* Begin Given data *
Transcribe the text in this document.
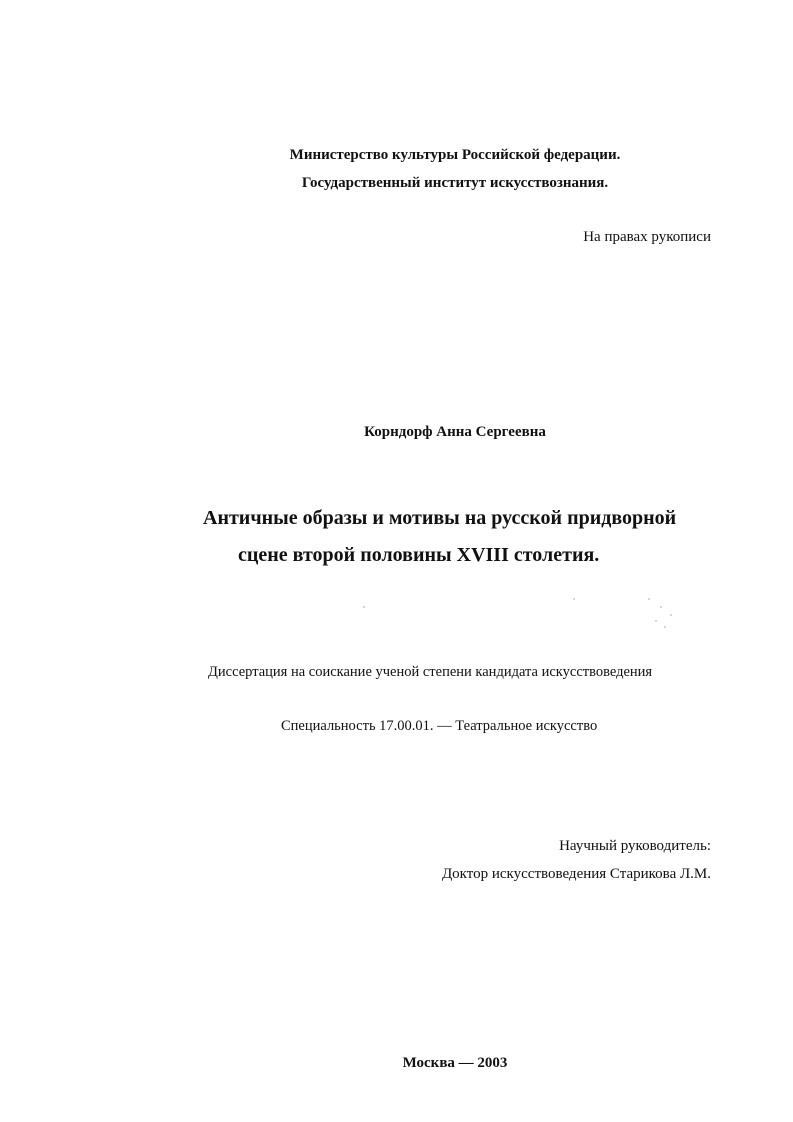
Министерство культуры Российской федерации.
Государственный институт искусствознания.
На правах рукописи
Корндорф Анна Сергеевна
Античные образы и мотивы на русской придворной
сцене второй половины XVIII столетия.
Диссертация на соискание ученой степени кандидата искусствоведения
Специальность 17.00.01. — Театральное искусство
Научный руководитель:
Доктор искусствоведения Старикова Л.М.
Москва — 2003
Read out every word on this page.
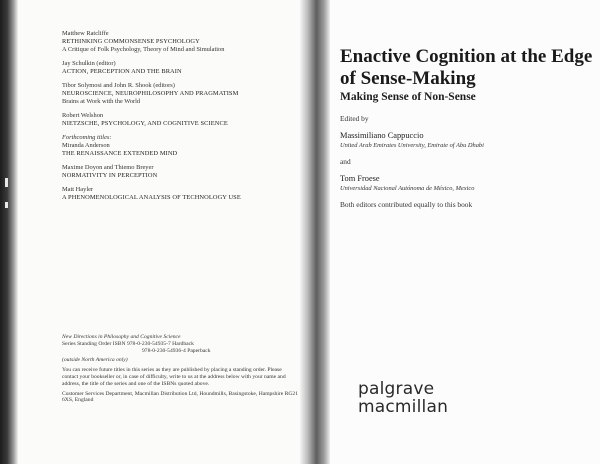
Matthew Ratcliffe
RETHINKING COMMONSENSE PSYCHOLOGY
A Critique of Folk Psychology, Theory of Mind and Simulation
Jay Schulkin (editor)
ACTION, PERCEPTION AND THE BRAIN
Tibor Solymosi and John R. Shook (editors)
NEUROSCIENCE, NEUROPHILOSOPHY AND PRAGMATISM
Brains at Work with the World
Robert Welshon
NIETZSCHE, PSYCHOLOGY, AND COGNITIVE SCIENCE
Forthcoming titles:
Miranda Anderson
THE RENAISSANCE EXTENDED MIND
Maxime Doyon and Thiemo Breyer
NORMATIVITY IN PERCEPTION
Matt Hayler
A PHENOMENOLOGICAL ANALYSIS OF TECHNOLOGY USE

New Directions in Philosophy and Cognitive Science

Series Standing Order ISBN 978-0-230-54935-7 Hardback

978-0-230-54936-4 Paperback

(outside North America only)

You can receive future titles in this series as they are published by placing a standing order. Please contact your bookseller or, in case of difficulty, write to us at the address below with your name and address, the title of the series and one of the ISBNs quoted above.

Customer Services Department, Macmillan Distribution Ltd, Houndmills, Basingstoke, Hampshire RG21 6XS, England

Enactive Cognition at the Edge of Sense-Making
Making Sense of Non-Sense
Edited by
Massimiliano Cappuccio
United Arab Emirates University, Emirate of Abu Dhabi
and
Tom Froese
Universidad Nacional Autónoma de México, Mexico
Both editors contributed equally to this book
palgrave
macmillan
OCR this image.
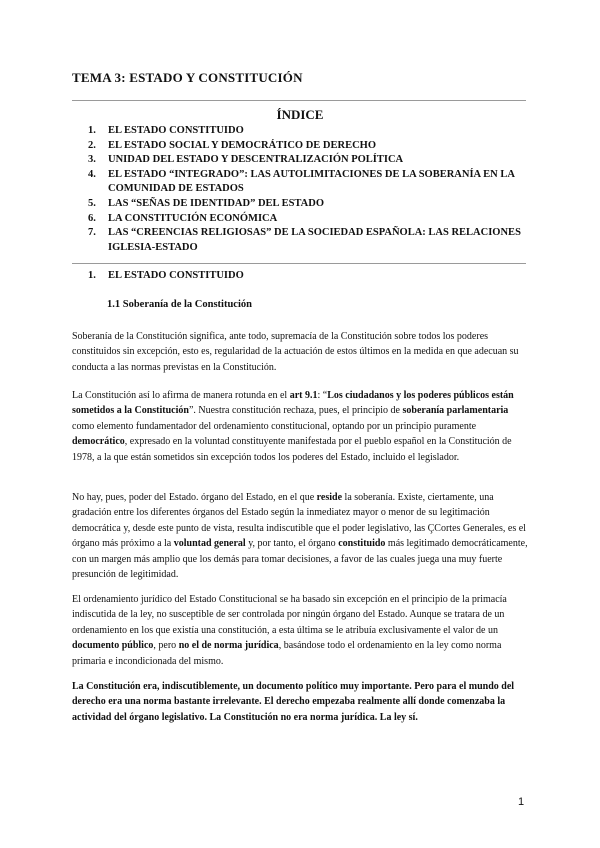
TEMA 3: ESTADO Y CONSTITUCIÓN
ÍNDICE
1.	EL ESTADO CONSTITUIDO
2.	EL ESTADO SOCIAL Y DEMOCRÁTICO DE DERECHO
3.	UNIDAD DEL ESTADO Y DESCENTRALIZACIÓN POLÍTICA
4.	EL ESTADO “INTEGRADO”: LAS AUTOLIMITACIONES DE LA SOBERANÍA EN LA COMUNIDAD DE ESTADOS
5.	LAS “SEÑAS DE IDENTIDAD” DEL ESTADO
6.	LA CONSTITUCIÓN ECONÓMICA
7.	LAS “CREENCIAS RELIGIOSAS” DE LA SOCIEDAD ESPAÑOLA: LAS RELACIONES IGLESIA-ESTADO
1.	EL ESTADO CONSTITUIDO
1.1 Soberanía de la Constitución

Soberanía de la Constitución significa, ante todo, supremacía de la Constitución sobre todos los poderes constituidos sin excepción, esto es, regularidad de la actuación de estos últimos en la medida en que adecuan su conducta a las normas previstas en la Constitución.

La Constitución así lo afirma de manera rotunda en el art 9.1: “Los ciudadanos y los poderes públicos están sometidos a la Constitución”. Nuestra constitución rechaza, pues, el principio de soberanía parlamentaria como elemento fundamentador del ordenamiento constitucional, optando por un principio puramente democrático, expresado en la voluntad constituyente manifestada por el pueblo español en la Constitución de 1978, a la que están sometidos sin excepción todos los poderes del Estado, incluido el legislador.

No hay, pues, poder del Estado. órgano del Estado, en el que reside la soberanía. Existe, ciertamente, una gradación entre los diferentes órganos del Estado según la inmediatez mayor o menor de su legitimación democrática y, desde este punto de vista, resulta indiscutible que el poder legislativo, las ÇCortes Generales, es el órgano más próximo a la voluntad general y, por tanto, el órgano constituido más legitimado democráticamente, con un margen más amplio que los demás para tomar decisiones, a favor de las cuales juega una muy fuerte presunción de legitimidad.

El ordenamiento jurídico del Estado Constitucional se ha basado sin excepción en el principio de la primacía indiscutida de la ley, no susceptible de ser controlada por ningún órgano del Estado. Aunque se tratara de un ordenamiento en los que existía una constitución, a esta última se le atribuía exclusivamente el valor de un documento público, pero no el de norma jurídica, basándose todo el ordenamiento en la ley como norma primaria e incondicionada del mismo.

La Constitución era, indiscutiblemente, un documento político muy importante. Pero para el mundo del derecho era una norma bastante irrelevante. El derecho empezaba realmente allí donde comenzaba la actividad del órgano legislativo. La Constitución no era norma jurídica. La ley sí.

1
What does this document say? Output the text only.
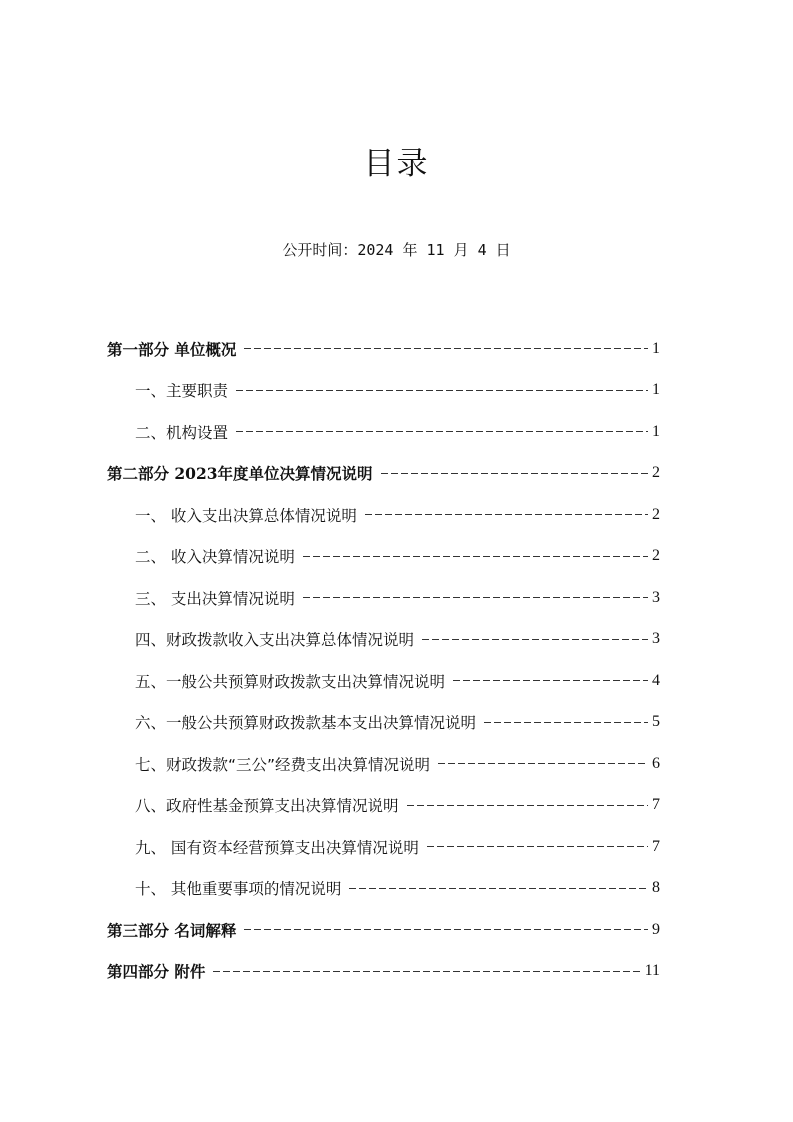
目录
公开时间：2024 年 11 月 4 日
第一部分 单位概况	1
一、主要职责	1
二、机构设置	1
第二部分 2023年度单位决算情况说明	2
一、 收入支出决算总体情况说明	2
二、 收入决算情况说明	2
三、 支出决算情况说明	3
四、财政拨款收入支出决算总体情况说明	3
五、一般公共预算财政拨款支出决算情况说明	4
六、一般公共预算财政拨款基本支出决算情况说明	5
七、财政拨款“三公”经费支出决算情况说明	6
八、政府性基金预算支出决算情况说明	7
九、 国有资本经营预算支出决算情况说明	7
十、 其他重要事项的情况说明	8
第三部分 名词解释	9
第四部分 附件	11
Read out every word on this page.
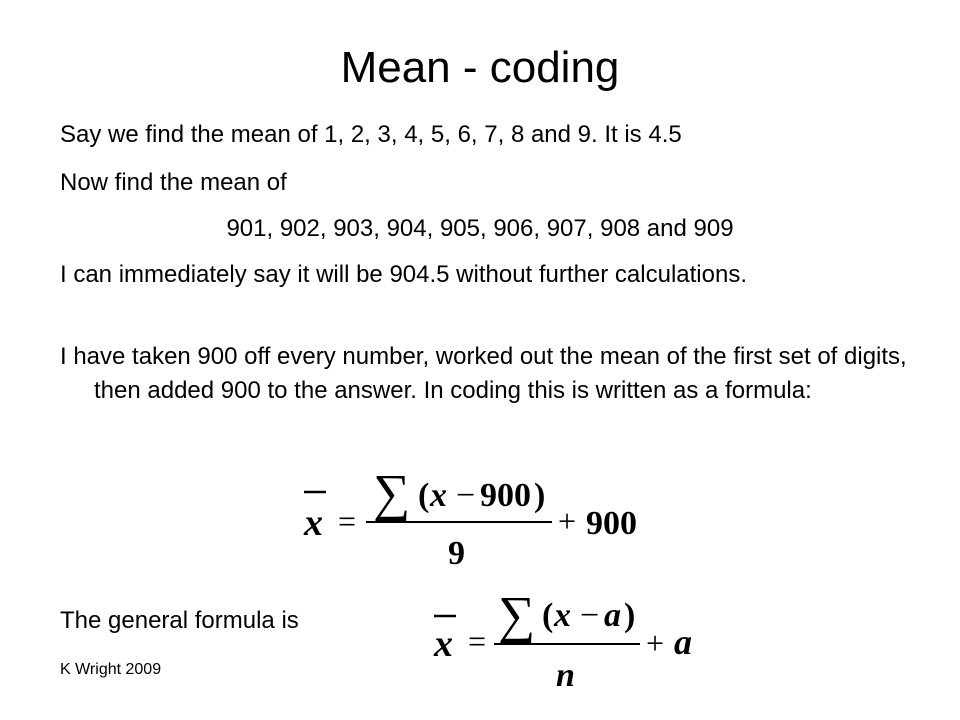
Mean - coding

Say we find the mean of 1, 2, 3, 4, 5, 6, 7, 8 and 9. It is 4.5

Now find the mean of

901, 902, 903, 904, 905, 906, 907, 908 and 909

I can immediately say it will be 904.5 without further calculations.

I have taken 900 off every number, worked out the mean of the first set of digits, then added 900 to the answer. In coding this is written as a formula:

x = ∑ ( x − 900 )
9
+ 900

The general formula is

x = ∑ ( x − a )
n
+ a
K Wright 2009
* End Given data *
**Task**
Output every entry exactly as given; pictures are not part of the copy.

**Reply to the exercise**
Transcribe the text in this document.
Министерство культуры Российской федерации.
Государственный институт искусствознания.
На правах рукописи
Корндорф Анна Сергеевна
Античные образы и мотивы на русской придворной
сцене второй половины XVIII столетия.
Диссертация на соискание ученой степени кандидата искусствоведения
Специальность 17.00.01. — Театральное искусство
Научный руководитель:
Доктор искусствоведения Старикова Л.М.
Москва — 2003
Read out every word on this page.
Matthew Ratcliffe
RETHINKING COMMONSENSE PSYCHOLOGY
A Critique of Folk Psychology, Theory of Mind and Simulation
Jay Schulkin (editor)
ACTION, PERCEPTION AND THE BRAIN
Tibor Solymosi and John R. Shook (editors)
NEUROSCIENCE, NEUROPHILOSOPHY AND PRAGMATISM
Brains at Work with the World
Robert Welshon
NIETZSCHE, PSYCHOLOGY, AND COGNITIVE SCIENCE
Forthcoming titles:
Miranda Anderson
THE RENAISSANCE EXTENDED MIND
Maxime Doyon and Thiemo Breyer
NORMATIVITY IN PERCEPTION
Matt Hayler
A PHENOMENOLOGICAL ANALYSIS OF TECHNOLOGY USE

New Directions in Philosophy and Cognitive Science

Series Standing Order ISBN 978-0-230-54935-7 Hardback

978-0-230-54936-4 Paperback

(outside North America only)

You can receive future titles in this series as they are published by placing a standing order. Please contact your bookseller or, in case of difficulty, write to us at the address below with your name and address, the title of the series and one of the ISBNs quoted above.

Customer Services Department, Macmillan Distribution Ltd, Houndmills, Basingstoke, Hampshire RG21 6XS, England

Enactive Cognition at the Edge of Sense-Making
Making Sense of Non-Sense
Edited by
Massimiliano Cappuccio
United Arab Emirates University, Emirate of Abu Dhabi
and
Tom Froese
Universidad Nacional Autónoma de México, Mexico
Both editors contributed equally to this book
palgrave
macmillan
OCR this image.
TEMA 3: ESTADO Y CONSTITUCIÓN
ÍNDICE
1.	EL ESTADO CONSTITUIDO
2.	EL ESTADO SOCIAL Y DEMOCRÁTICO DE DERECHO
3.	UNIDAD DEL ESTADO Y DESCENTRALIZACIÓN POLÍTICA
4.	EL ESTADO “INTEGRADO”: LAS AUTOLIMITACIONES DE LA SOBERANÍA EN LA COMUNIDAD DE ESTADOS
5.	LAS “SEÑAS DE IDENTIDAD” DEL ESTADO
6.	LA CONSTITUCIÓN ECONÓMICA
7.	LAS “CREENCIAS RELIGIOSAS” DE LA SOCIEDAD ESPAÑOLA: LAS RELACIONES IGLESIA-ESTADO
1.	EL ESTADO CONSTITUIDO
1.1 Soberanía de la Constitución

Soberanía de la Constitución significa, ante todo, supremacía de la Constitución sobre todos los poderes constituidos sin excepción, esto es, regularidad de la actuación de estos últimos en la medida en que adecuan su conducta a las normas previstas en la Constitución.

La Constitución así lo afirma de manera rotunda en el art 9.1: “Los ciudadanos y los poderes públicos están sometidos a la Constitución”. Nuestra constitución rechaza, pues, el principio de soberanía parlamentaria como elemento fundamentador del ordenamiento constitucional, optando por un principio puramente democrático, expresado en la voluntad constituyente manifestada por el pueblo español en la Constitución de 1978, a la que están sometidos sin excepción todos los poderes del Estado, incluido el legislador.

No hay, pues, poder del Estado. órgano del Estado, en el que reside la soberanía. Existe, ciertamente, una gradación entre los diferentes órganos del Estado según la inmediatez mayor o menor de su legitimación democrática y, desde este punto de vista, resulta indiscutible que el poder legislativo, las ÇCortes Generales, es el órgano más próximo a la voluntad general y, por tanto, el órgano constituido más legitimado democráticamente, con un margen más amplio que los demás para tomar decisiones, a favor de las cuales juega una muy fuerte presunción de legitimidad.

El ordenamiento jurídico del Estado Constitucional se ha basado sin excepción en el principio de la primacía indiscutida de la ley, no susceptible de ser controlada por ningún órgano del Estado. Aunque se tratara de un ordenamiento en los que existía una constitución, a esta última se le atribuía exclusivamente el valor de un documento público, pero no el de norma jurídica, basándose todo el ordenamiento en la ley como norma primaria e incondicionada del mismo.

La Constitución era, indiscutiblemente, un documento político muy importante. Pero para el mundo del derecho era una norma bastante irrelevante. El derecho empezaba realmente allí donde comenzaba la actividad del órgano legislativo. La Constitución no era norma jurídica. La ley sí.

1
What does this document say? Output the text only.
目录
公开时间：2024 年 11 月 4 日
第一部分 单位概况	1
一、主要职责	1
二、机构设置	1
第二部分 2023年度单位决算情况说明	2
一、 收入支出决算总体情况说明	2
二、 收入决算情况说明	2
三、 支出决算情况说明	3
四、财政拨款收入支出决算总体情况说明	3
五、一般公共预算财政拨款支出决算情况说明	4
六、一般公共预算财政拨款基本支出决算情况说明	5
七、财政拨款“三公”经费支出决算情况说明	6
八、政府性基金预算支出决算情况说明	7
九、 国有资本经营预算支出决算情况说明	7
十、 其他重要事项的情况说明	8
第三部分 名词解释	9
第四部分 附件	11
Read out every word on this page.
Mean - coding

Say we find the mean of 1, 2, 3, 4, 5, 6, 7, 8 and 9. It is 4.5

Now find the mean of

901, 902, 903, 904, 905, 906, 907, 908 and 909

I can immediately say it will be 904.5 without further calculations.

I have taken 900 off every number, worked out the mean of the first set of digits, then added 900 to the answer. In coding this is written as a formula:

x = ∑ ( x − 900 )
9
+ 900

The general formula is

x = ∑ ( x − a )
n
+ a
K Wright 2009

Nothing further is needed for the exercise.